[start of ENTRIES]

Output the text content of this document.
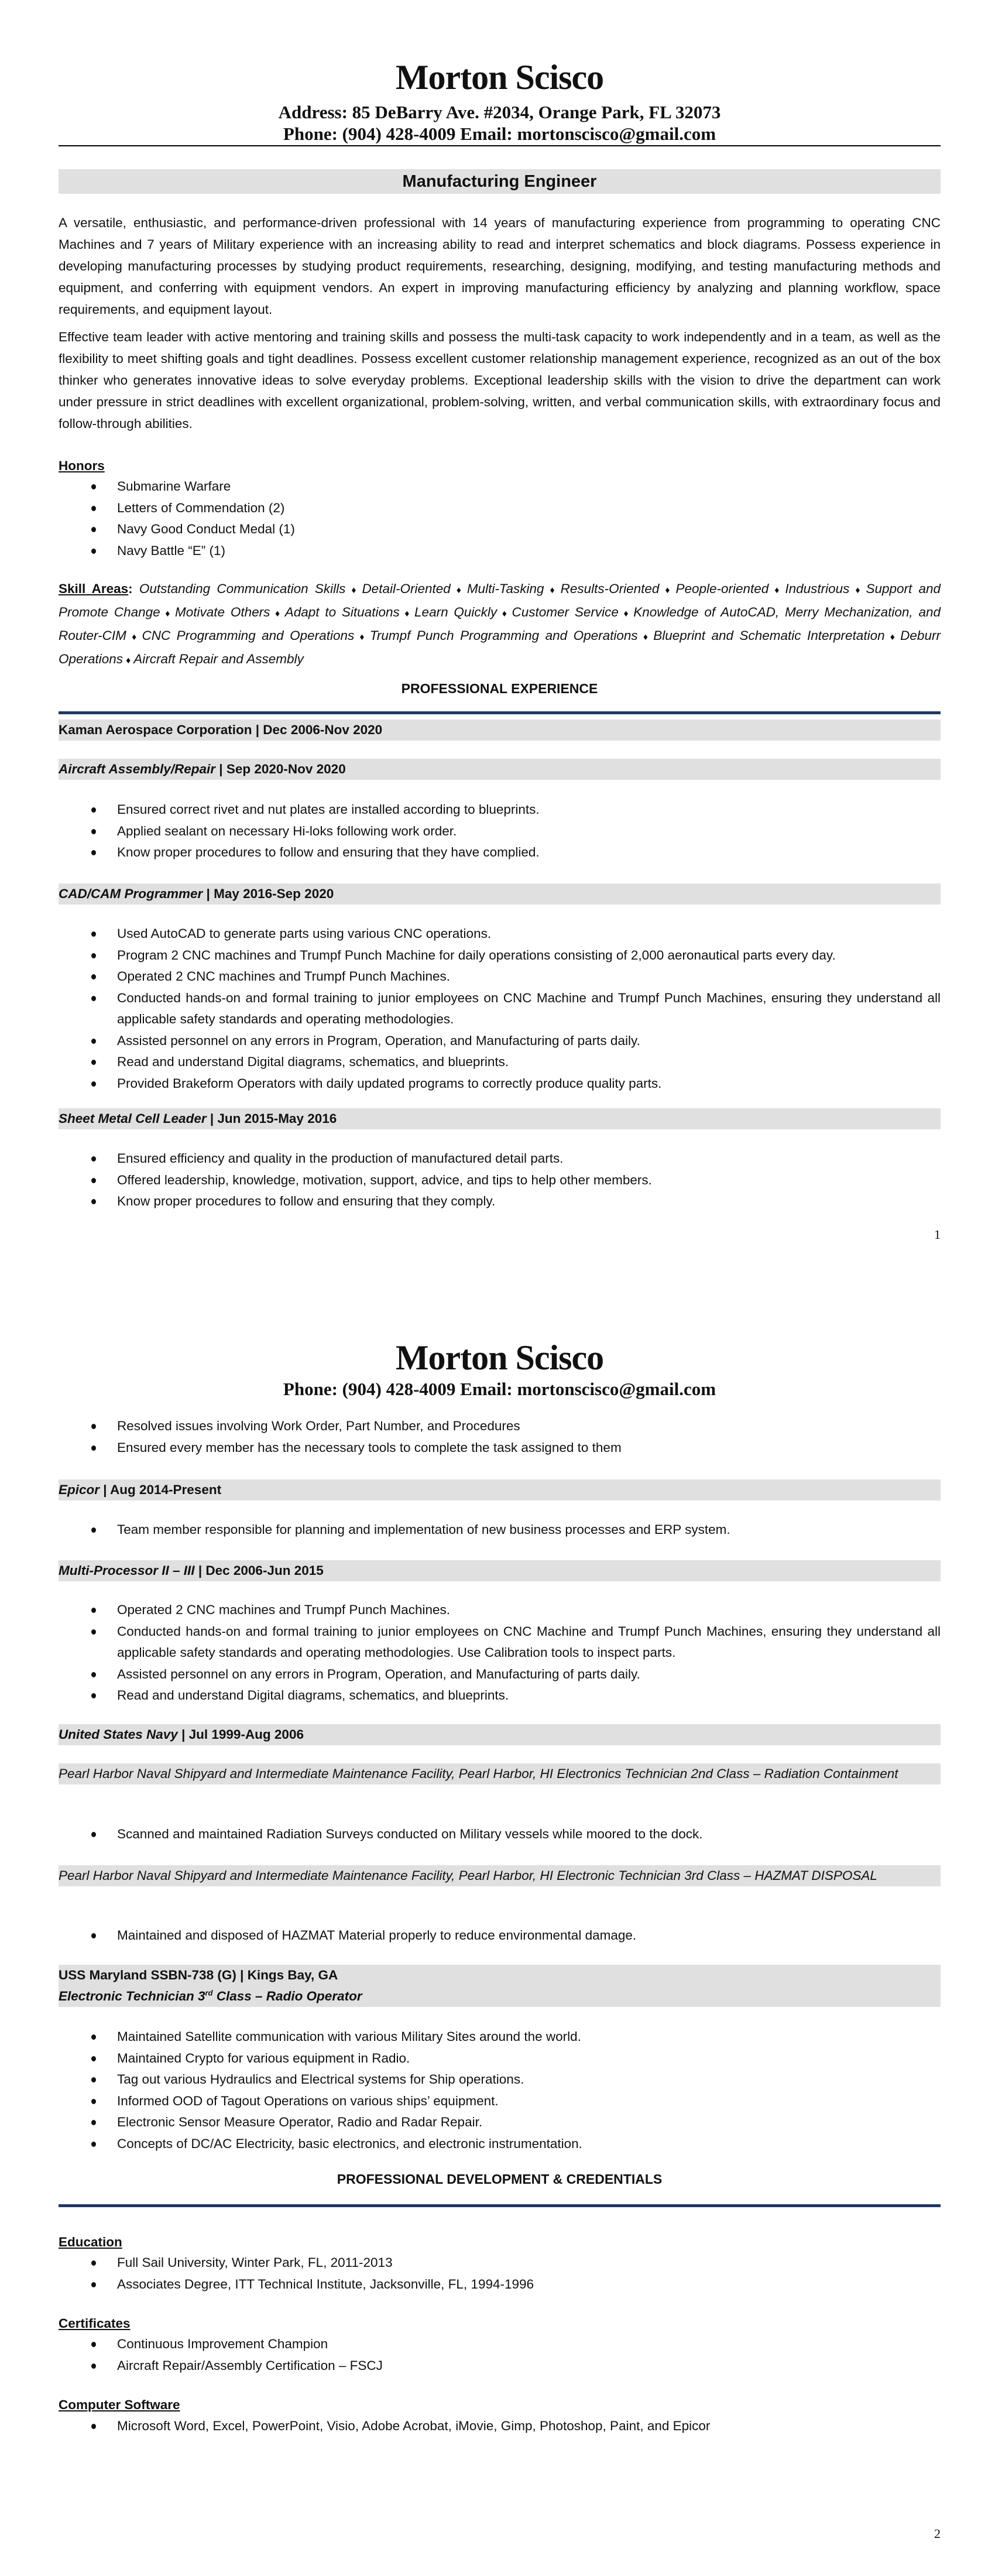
Morton Scisco
Address: 85 DeBarry Ave. #2034, Orange Park, FL 32073
Phone: (904) 428-4009 Email: mortonscisco@gmail.com
Manufacturing Engineer
A versatile, enthusiastic, and performance-driven professional with 14 years of manufacturing experience from programming to operating CNC Machines and 7 years of Military experience with an increasing ability to read and interpret schematics and block diagrams. Possess experience in developing manufacturing processes by studying product requirements, researching, designing, modifying, and testing manufacturing methods and equipment, and conferring with equipment vendors. An expert in improving manufacturing efficiency by analyzing and planning workflow, space requirements, and equipment layout.
Effective team leader with active mentoring and training skills and possess the multi-task capacity to work independently and in a team, as well as the flexibility to meet shifting goals and tight deadlines. Possess excellent customer relationship management experience, recognized as an out of the box thinker who generates innovative ideas to solve everyday problems. Exceptional leadership skills with the vision to drive the department can work under pressure in strict deadlines with excellent organizational, problem-solving, written, and verbal communication skills, with extraordinary focus and follow-through abilities.
Honors
Submarine Warfare
Letters of Commendation (2)
Navy Good Conduct Medal (1)
Navy Battle “E” (1)
Skill Areas: Outstanding Communication Skills ♦ Detail-Oriented ♦ Multi-Tasking ♦ Results-Oriented ♦ People-oriented ♦ Industrious ♦ Support and Promote Change ♦ Motivate Others ♦ Adapt to Situations ♦ Learn Quickly ♦ Customer Service ♦ Knowledge of AutoCAD, Merry Mechanization, and Router-CIM ♦ CNC Programming and Operations ♦ Trumpf Punch Programming and Operations ♦ Blueprint and Schematic Interpretation ♦ Deburr Operations ♦ Aircraft Repair and Assembly
PROFESSIONAL EXPERIENCE
Kaman Aerospace Corporation | Dec 2006-Nov 2020
Aircraft Assembly/Repair | Sep 2020-Nov 2020
Ensured correct rivet and nut plates are installed according to blueprints.
Applied sealant on necessary Hi-loks following work order.
Know proper procedures to follow and ensuring that they have complied.
CAD/CAM Programmer | May 2016-Sep 2020
Used AutoCAD to generate parts using various CNC operations.
Program 2 CNC machines and Trumpf Punch Machine for daily operations consisting of 2,000 aeronautical parts every day.
Operated 2 CNC machines and Trumpf Punch Machines.
Conducted hands-on and formal training to junior employees on CNC Machine and Trumpf Punch Machines, ensuring they understand all applicable safety standards and operating methodologies.
Assisted personnel on any errors in Program, Operation, and Manufacturing of parts daily.
Read and understand Digital diagrams, schematics, and blueprints.
Provided Brakeform Operators with daily updated programs to correctly produce quality parts.
Sheet Metal Cell Leader | Jun 2015-May 2016
Ensured efficiency and quality in the production of manufactured detail parts.
Offered leadership, knowledge, motivation, support, advice, and tips to help other members.
Know proper procedures to follow and ensuring that they comply.
1
Morton Scisco
Phone: (904) 428-4009 Email: mortonscisco@gmail.com
Resolved issues involving Work Order, Part Number, and Procedures
Ensured every member has the necessary tools to complete the task assigned to them
Epicor | Aug 2014-Present
Team member responsible for planning and implementation of new business processes and ERP system.
Multi-Processor II – III | Dec 2006-Jun 2015
Operated 2 CNC machines and Trumpf Punch Machines.
Conducted hands-on and formal training to junior employees on CNC Machine and Trumpf Punch Machines, ensuring they understand all applicable safety standards and operating methodologies. Use Calibration tools to inspect parts.
Assisted personnel on any errors in Program, Operation, and Manufacturing of parts daily.
Read and understand Digital diagrams, schematics, and blueprints.
United States Navy | Jul 1999-Aug 2006
Pearl Harbor Naval Shipyard and Intermediate Maintenance Facility, Pearl Harbor, HI Electronics Technician 2nd Class – Radiation Containment
Scanned and maintained Radiation Surveys conducted on Military vessels while moored to the dock.
Pearl Harbor Naval Shipyard and Intermediate Maintenance Facility, Pearl Harbor, HI Electronic Technician 3rd Class – HAZMAT DISPOSAL
Maintained and disposed of HAZMAT Material properly to reduce environmental damage.
USS Maryland SSBN-738 (G) | Kings Bay, GA
Electronic Technician 3rd Class – Radio Operator
Maintained Satellite communication with various Military Sites around the world.
Maintained Crypto for various equipment in Radio.
Tag out various Hydraulics and Electrical systems for Ship operations.
Informed OOD of Tagout Operations on various ships’ equipment.
Electronic Sensor Measure Operator, Radio and Radar Repair.
Concepts of DC/AC Electricity, basic electronics, and electronic instrumentation.
PROFESSIONAL DEVELOPMENT & CREDENTIALS
Education
Full Sail University, Winter Park, FL, 2011-2013
Associates Degree, ITT Technical Institute, Jacksonville, FL, 1994-1996
Certificates
Continuous Improvement Champion
Aircraft Repair/Assembly Certification – FSCJ
Computer Software
Microsoft Word, Excel, PowerPoint, Visio, Adobe Acrobat, iMovie, Gimp, Photoshop, Paint, and Epicor
2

[end of ENTRIES]

*SET PROBLEM*
Return to the listing above and set it down exactly, leaving out its pictures.

*THE RESPONSE*
Output the text content of this document.
Morton Scisco
Address: 85 DeBarry Ave. #2034, Orange Park, FL 32073
Phone: (904) 428-4009 Email: mortonscisco@gmail.com
Manufacturing Engineer
A versatile, enthusiastic, and performance-driven professional with 14 years of manufacturing experience from programming to operating CNC Machines and 7 years of Military experience with an increasing ability to read and interpret schematics and block diagrams. Possess experience in developing manufacturing processes by studying product requirements, researching, designing, modifying, and testing manufacturing methods and equipment, and conferring with equipment vendors. An expert in improving manufacturing efficiency by analyzing and planning workflow, space requirements, and equipment layout.
Effective team leader with active mentoring and training skills and possess the multi-task capacity to work independently and in a team, as well as the flexibility to meet shifting goals and tight deadlines. Possess excellent customer relationship management experience, recognized as an out of the box thinker who generates innovative ideas to solve everyday problems. Exceptional leadership skills with the vision to drive the department can work under pressure in strict deadlines with excellent organizational, problem-solving, written, and verbal communication skills, with extraordinary focus and follow-through abilities.
Honors
Submarine Warfare
Letters of Commendation (2)
Navy Good Conduct Medal (1)
Navy Battle “E” (1)
Skill Areas: Outstanding Communication Skills ♦ Detail-Oriented ♦ Multi-Tasking ♦ Results-Oriented ♦ People-oriented ♦ Industrious ♦ Support and Promote Change ♦ Motivate Others ♦ Adapt to Situations ♦ Learn Quickly ♦ Customer Service ♦ Knowledge of AutoCAD, Merry Mechanization, and Router-CIM ♦ CNC Programming and Operations ♦ Trumpf Punch Programming and Operations ♦ Blueprint and Schematic Interpretation ♦ Deburr Operations ♦ Aircraft Repair and Assembly
PROFESSIONAL EXPERIENCE
Kaman Aerospace Corporation | Dec 2006-Nov 2020
Aircraft Assembly/Repair | Sep 2020-Nov 2020
Ensured correct rivet and nut plates are installed according to blueprints.
Applied sealant on necessary Hi-loks following work order.
Know proper procedures to follow and ensuring that they have complied.
CAD/CAM Programmer | May 2016-Sep 2020
Used AutoCAD to generate parts using various CNC operations.
Program 2 CNC machines and Trumpf Punch Machine for daily operations consisting of 2,000 aeronautical parts every day.
Operated 2 CNC machines and Trumpf Punch Machines.
Conducted hands-on and formal training to junior employees on CNC Machine and Trumpf Punch Machines, ensuring they understand all applicable safety standards and operating methodologies.
Assisted personnel on any errors in Program, Operation, and Manufacturing of parts daily.
Read and understand Digital diagrams, schematics, and blueprints.
Provided Brakeform Operators with daily updated programs to correctly produce quality parts.
Sheet Metal Cell Leader | Jun 2015-May 2016
Ensured efficiency and quality in the production of manufactured detail parts.
Offered leadership, knowledge, motivation, support, advice, and tips to help other members.
Know proper procedures to follow and ensuring that they comply.
1
Morton Scisco
Phone: (904) 428-4009 Email: mortonscisco@gmail.com
Resolved issues involving Work Order, Part Number, and Procedures
Ensured every member has the necessary tools to complete the task assigned to them
Epicor | Aug 2014-Present
Team member responsible for planning and implementation of new business processes and ERP system.
Multi-Processor II – III | Dec 2006-Jun 2015
Operated 2 CNC machines and Trumpf Punch Machines.
Conducted hands-on and formal training to junior employees on CNC Machine and Trumpf Punch Machines, ensuring they understand all applicable safety standards and operating methodologies. Use Calibration tools to inspect parts.
Assisted personnel on any errors in Program, Operation, and Manufacturing of parts daily.
Read and understand Digital diagrams, schematics, and blueprints.
United States Navy | Jul 1999-Aug 2006
Pearl Harbor Naval Shipyard and Intermediate Maintenance Facility, Pearl Harbor, HI Electronics Technician 2nd Class – Radiation Containment
Scanned and maintained Radiation Surveys conducted on Military vessels while moored to the dock.
Pearl Harbor Naval Shipyard and Intermediate Maintenance Facility, Pearl Harbor, HI Electronic Technician 3rd Class – HAZMAT DISPOSAL
Maintained and disposed of HAZMAT Material properly to reduce environmental damage.
USS Maryland SSBN-738 (G) | Kings Bay, GA
Electronic Technician 3rd Class – Radio Operator
Maintained Satellite communication with various Military Sites around the world.
Maintained Crypto for various equipment in Radio.
Tag out various Hydraulics and Electrical systems for Ship operations.
Informed OOD of Tagout Operations on various ships’ equipment.
Electronic Sensor Measure Operator, Radio and Radar Repair.
Concepts of DC/AC Electricity, basic electronics, and electronic instrumentation.
PROFESSIONAL DEVELOPMENT & CREDENTIALS
Education
Full Sail University, Winter Park, FL, 2011-2013
Associates Degree, ITT Technical Institute, Jacksonville, FL, 1994-1996
Certificates
Continuous Improvement Champion
Aircraft Repair/Assembly Certification – FSCJ
Computer Software
Microsoft Word, Excel, PowerPoint, Visio, Adobe Acrobat, iMovie, Gimp, Photoshop, Paint, and Epicor
2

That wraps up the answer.